Stated exercise:
Write out the records word for word, with no pictures.
————————
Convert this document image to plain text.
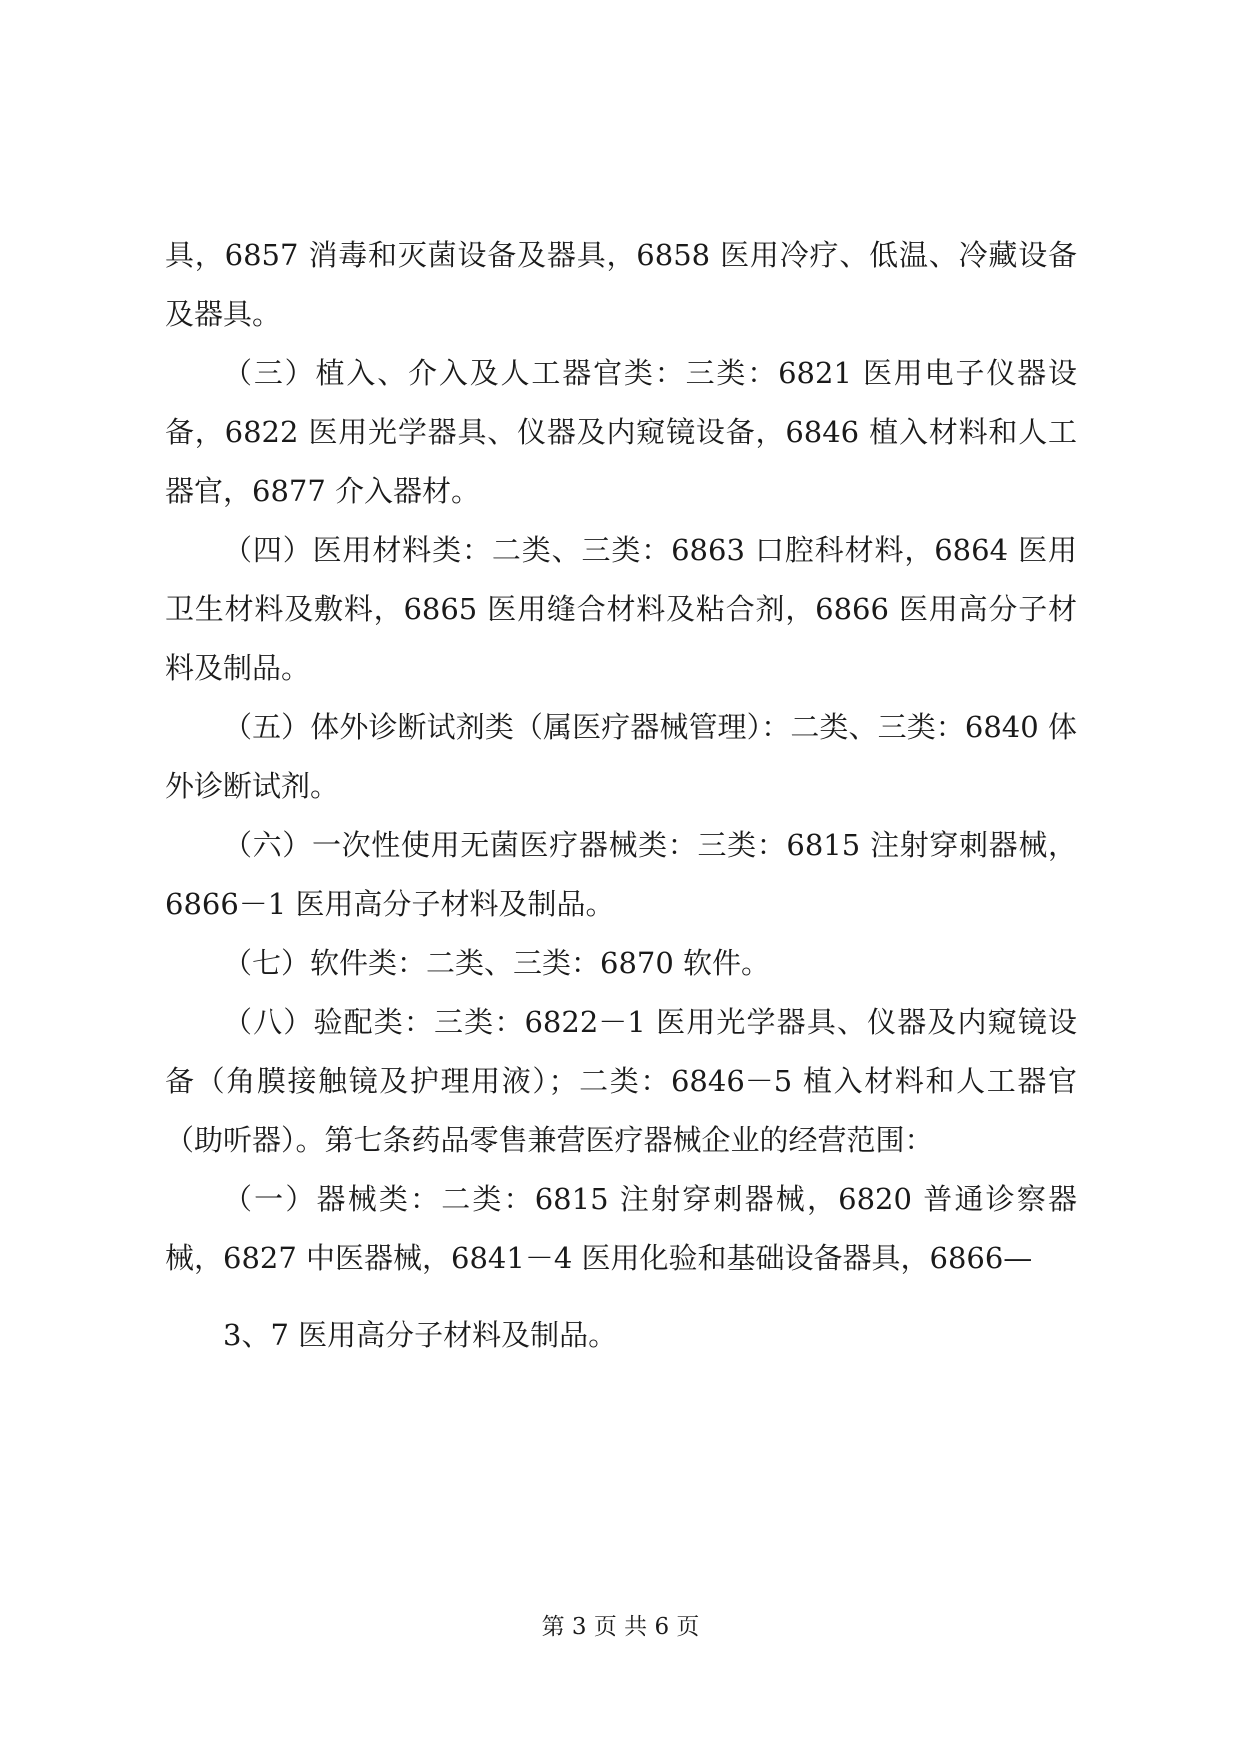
具，6857 消毒和灭菌设备及器具，6858 医用冷疗、低温、冷藏设备及器具。

（三）植入、介入及人工器官类：三类：6821 医用电子仪器设备，6822 医用光学器具、仪器及内窥镜设备，6846 植入材料和人工器官，6877 介入器材。

（四）医用材料类：二类、三类：6863 口腔科材料，6864 医用卫生材料及敷料，6865 医用缝合材料及粘合剂，6866 医用高分子材料及制品。

（五）体外诊断试剂类（属医疗器械管理）：二类、三类：6840 体外诊断试剂。

（六）一次性使用无菌医疗器械类：三类：6815 注射穿刺器械，6866－1 医用高分子材料及制品。

（七）软件类：二类、三类：6870 软件。

（八）验配类：三类：6822－1 医用光学器具、仪器及内窥镜设备（角膜接触镜及护理用液）；二类：6846－5 植入材料和人工器官（助听器）。第七条药品零售兼营医疗器械企业的经营范围：

（一）器械类：二类：6815 注射穿刺器械，6820 普通诊察器械，6827 中医器械，6841－4 医用化验和基础设备器具，6866—

3、7 医用高分子材料及制品。

第 3 页 共 6 页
————————
Solution below:
Convert this document image to plain text.
具，6857 消毒和灭菌设备及器具，6858 医用冷疗、低温、冷藏设备及器具。

（三）植入、介入及人工器官类：三类：6821 医用电子仪器设备，6822 医用光学器具、仪器及内窥镜设备，6846 植入材料和人工器官，6877 介入器材。

（四）医用材料类：二类、三类：6863 口腔科材料，6864 医用卫生材料及敷料，6865 医用缝合材料及粘合剂，6866 医用高分子材料及制品。

（五）体外诊断试剂类（属医疗器械管理）：二类、三类：6840 体外诊断试剂。

（六）一次性使用无菌医疗器械类：三类：6815 注射穿刺器械，6866－1 医用高分子材料及制品。

（七）软件类：二类、三类：6870 软件。

（八）验配类：三类：6822－1 医用光学器具、仪器及内窥镜设备（角膜接触镜及护理用液）；二类：6846－5 植入材料和人工器官（助听器）。第七条药品零售兼营医疗器械企业的经营范围：

（一）器械类：二类：6815 注射穿刺器械，6820 普通诊察器械，6827 中医器械，6841－4 医用化验和基础设备器具，6866—

3、7 医用高分子材料及制品。

第 3 页 共 6 页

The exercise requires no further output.